Übungsaufgaben:
- a) Nennen Sie alle Dinge, die Horst Ademeit laut dem Artikel über ihn täglich auf einer Tageszeitung arrangierte.
- b) Schreiben Sie den Artikel über Horst Ademeit im Anschluss an seinen letzten Satz weiter.

Textauszug:
====

Horst Ademeit im geheimen Universum des Hamburger Bahnhofs
20 Jahre habe ich Polaroid und Digital / Fotos gemacht die Ränder vollgeschrieben / mir dadurch Luft gemacht über den / gesamten Ärger den mir das Wohnen / und das Stadtviertel Flingern in / Düsseldorf gebracht mit Strahlen-Kälte / Zerstörung Diebstahl Schmutz Abfällen / Rädern Sperrmüll Baustellen Autos / Gerüsten Abrissen und Neubauten auch / Gerichts-Prozess-Fluten ich im Ende / ein halbes Jahr mich im Krankenhaus befunden / die Wohnung aufgegeben diese Zeit / besiegelt ward somit / jetzt wo in Ruhe lebe fast ein Jahr / im Senioren Heim wird mir klarer / das ohne mein Ankämpfen gegen das / gesamte Elend mit Fotos und / Schreiben usw. Tätigkeiten ich kaum / Heil hätte überleben können mit / Dank an Herrgott Himmel und Erde [Horst Ademeit, Düsseldorf 2009]
Aus diesem Text von Horst Ademeit, der 1937 in Köln geboren wurde und 2010 gestorben ist, geht seine Lebens- und Leidensgeschichte vollständig hervor. Ein weiterer Kommentar zu seiner Arbeit, die noch bis zum 25. September im Hamburger Bahnhof, Berlin, zu sehen ist, wäre überflüssig.
1990 kauft sich Ademeit eine Polaroidkamera und findet mit ihr seine Berufung. Für die nächsten anderthalb Jahrzehnte dokumentiert er mit Hilfe von Lebensmitteln, Thermometer, Lichtmesser, Feuchtigkeits-Messgerät, Kompass und Geigerzähler, die er täglich auf einer Tageszeitung als Datumsnachweis arrangiert, seine Aktivitäten zum Schutz vor der Strahlenbelastung.
Er fertigt 6006 solcher Tagesfotos an. Polaroid 5006 finden Sie hier. Zusätzlich dokumentiert er außerhalb seiner Wohnung anhand von Observationsbildern akribisch die Wirkungsmacht unsichtbarer Strahlen in seiner Umgebung.

====

Erfasste Daten:
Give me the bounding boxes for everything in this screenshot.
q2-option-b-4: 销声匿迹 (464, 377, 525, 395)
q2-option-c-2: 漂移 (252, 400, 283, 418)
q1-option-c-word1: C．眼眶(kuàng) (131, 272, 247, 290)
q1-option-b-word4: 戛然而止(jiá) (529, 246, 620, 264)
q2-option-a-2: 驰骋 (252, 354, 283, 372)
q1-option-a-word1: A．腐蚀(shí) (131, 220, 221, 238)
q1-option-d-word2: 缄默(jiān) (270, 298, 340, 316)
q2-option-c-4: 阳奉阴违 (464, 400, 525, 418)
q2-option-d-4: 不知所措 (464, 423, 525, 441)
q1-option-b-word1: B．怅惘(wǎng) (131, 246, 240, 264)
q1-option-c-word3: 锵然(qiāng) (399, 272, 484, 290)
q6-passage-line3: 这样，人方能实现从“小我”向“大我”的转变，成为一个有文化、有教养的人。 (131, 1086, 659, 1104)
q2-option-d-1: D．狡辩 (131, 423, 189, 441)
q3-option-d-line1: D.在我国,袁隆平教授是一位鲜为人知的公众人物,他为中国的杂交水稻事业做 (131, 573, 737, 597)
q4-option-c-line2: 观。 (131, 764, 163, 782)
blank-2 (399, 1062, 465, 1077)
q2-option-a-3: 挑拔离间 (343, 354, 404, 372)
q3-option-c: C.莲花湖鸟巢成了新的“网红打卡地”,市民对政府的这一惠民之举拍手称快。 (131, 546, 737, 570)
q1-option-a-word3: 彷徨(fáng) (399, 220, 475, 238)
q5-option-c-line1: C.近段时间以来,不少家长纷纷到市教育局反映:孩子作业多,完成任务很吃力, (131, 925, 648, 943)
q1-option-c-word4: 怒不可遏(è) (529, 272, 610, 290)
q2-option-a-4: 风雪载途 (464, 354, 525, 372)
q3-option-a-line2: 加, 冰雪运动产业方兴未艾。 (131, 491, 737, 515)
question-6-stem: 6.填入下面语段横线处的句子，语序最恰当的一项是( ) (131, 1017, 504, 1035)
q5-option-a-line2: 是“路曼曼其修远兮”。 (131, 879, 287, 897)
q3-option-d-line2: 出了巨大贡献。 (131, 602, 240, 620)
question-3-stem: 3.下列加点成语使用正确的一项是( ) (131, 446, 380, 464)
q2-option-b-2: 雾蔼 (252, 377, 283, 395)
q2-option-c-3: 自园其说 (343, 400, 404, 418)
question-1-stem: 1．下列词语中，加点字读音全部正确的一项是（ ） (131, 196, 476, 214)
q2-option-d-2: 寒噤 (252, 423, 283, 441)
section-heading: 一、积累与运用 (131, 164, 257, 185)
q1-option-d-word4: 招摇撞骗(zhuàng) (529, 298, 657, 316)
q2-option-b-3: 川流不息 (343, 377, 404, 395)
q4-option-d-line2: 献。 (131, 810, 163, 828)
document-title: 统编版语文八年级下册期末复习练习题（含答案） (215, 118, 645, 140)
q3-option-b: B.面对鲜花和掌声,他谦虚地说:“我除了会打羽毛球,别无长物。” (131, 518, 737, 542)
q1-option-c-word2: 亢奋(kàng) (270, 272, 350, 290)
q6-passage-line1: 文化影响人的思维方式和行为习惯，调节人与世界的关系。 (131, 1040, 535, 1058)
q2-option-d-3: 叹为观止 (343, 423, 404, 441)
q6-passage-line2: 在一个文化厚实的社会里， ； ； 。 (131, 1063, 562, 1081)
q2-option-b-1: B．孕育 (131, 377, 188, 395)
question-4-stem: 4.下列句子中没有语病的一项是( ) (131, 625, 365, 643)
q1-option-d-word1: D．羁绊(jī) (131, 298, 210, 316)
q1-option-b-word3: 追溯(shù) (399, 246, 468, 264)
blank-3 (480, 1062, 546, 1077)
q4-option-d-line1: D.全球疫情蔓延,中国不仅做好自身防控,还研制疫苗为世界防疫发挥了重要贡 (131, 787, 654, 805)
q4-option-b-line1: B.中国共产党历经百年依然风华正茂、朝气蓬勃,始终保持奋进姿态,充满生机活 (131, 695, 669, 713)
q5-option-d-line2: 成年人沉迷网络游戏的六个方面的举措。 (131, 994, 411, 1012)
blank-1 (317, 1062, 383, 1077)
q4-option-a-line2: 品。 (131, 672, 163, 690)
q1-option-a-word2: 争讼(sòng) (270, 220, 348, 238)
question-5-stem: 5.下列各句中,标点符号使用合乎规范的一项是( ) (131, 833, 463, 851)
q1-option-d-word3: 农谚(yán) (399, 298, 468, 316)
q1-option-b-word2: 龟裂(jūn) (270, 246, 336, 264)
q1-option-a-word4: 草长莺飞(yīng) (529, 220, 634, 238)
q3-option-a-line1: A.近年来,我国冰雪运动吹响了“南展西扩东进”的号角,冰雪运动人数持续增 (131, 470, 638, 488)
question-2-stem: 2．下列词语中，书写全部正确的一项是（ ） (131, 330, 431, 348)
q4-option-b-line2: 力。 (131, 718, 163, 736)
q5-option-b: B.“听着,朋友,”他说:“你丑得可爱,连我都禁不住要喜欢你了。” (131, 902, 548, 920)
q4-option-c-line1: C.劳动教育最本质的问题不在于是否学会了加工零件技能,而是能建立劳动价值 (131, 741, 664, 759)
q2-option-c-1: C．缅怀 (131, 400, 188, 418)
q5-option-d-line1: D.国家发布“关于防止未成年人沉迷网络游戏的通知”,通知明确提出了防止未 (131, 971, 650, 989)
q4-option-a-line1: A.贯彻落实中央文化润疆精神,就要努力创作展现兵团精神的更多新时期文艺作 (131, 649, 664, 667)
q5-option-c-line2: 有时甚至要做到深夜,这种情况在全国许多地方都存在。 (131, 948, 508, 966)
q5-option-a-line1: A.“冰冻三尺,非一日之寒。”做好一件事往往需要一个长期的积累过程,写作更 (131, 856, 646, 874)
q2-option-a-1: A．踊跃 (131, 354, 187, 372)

====

Lösungen:
- a) Lebensmittel, Thermometer, Lichtmesser, Feuchtigkeits-Messgerät, Kompass und Geigerzähler.

- b)
Die Polaroids ergänzt Ademeit auf dem Rand mit komplexen handschriftlichen Notizen, Messwerten, persönlichen Beobachtungen und Nachrichtenmeldungen. Zusätzlich füllt er Kalender und Leporellos mit minutiösen Beschreibungen seiner Beobachtungen und des Tagesgeschehens. Die Schrift ist so klein, dass sie selbst mit der Lupe nicht zu entziffern ist (siehe mein Foto).
Um sich vor dem Einfluss der Kältestrahlen (die es nicht gibt) zu schützen, trug Ademeit selbstgedrechselte kleine Holzkügelchen am Körper, die eine Größe von 8 Millimeter aufweisen, was der maximalen Weitung der menschlichen Pupille entspricht (siehe mein Foto).
2008 übersiedelt Ademeit in ein Seniorenwohnheim in Düsseldorf, wo er die rund 10.000 Polaroids einer Mitarbeiterin seines Vertrauens übergibt. Über den Arzt Dr. Behrends gelangen sie nach Köln in die Galerie Susanne Zander. 2009 werden die Polaroids erstmals dort ausgestellt.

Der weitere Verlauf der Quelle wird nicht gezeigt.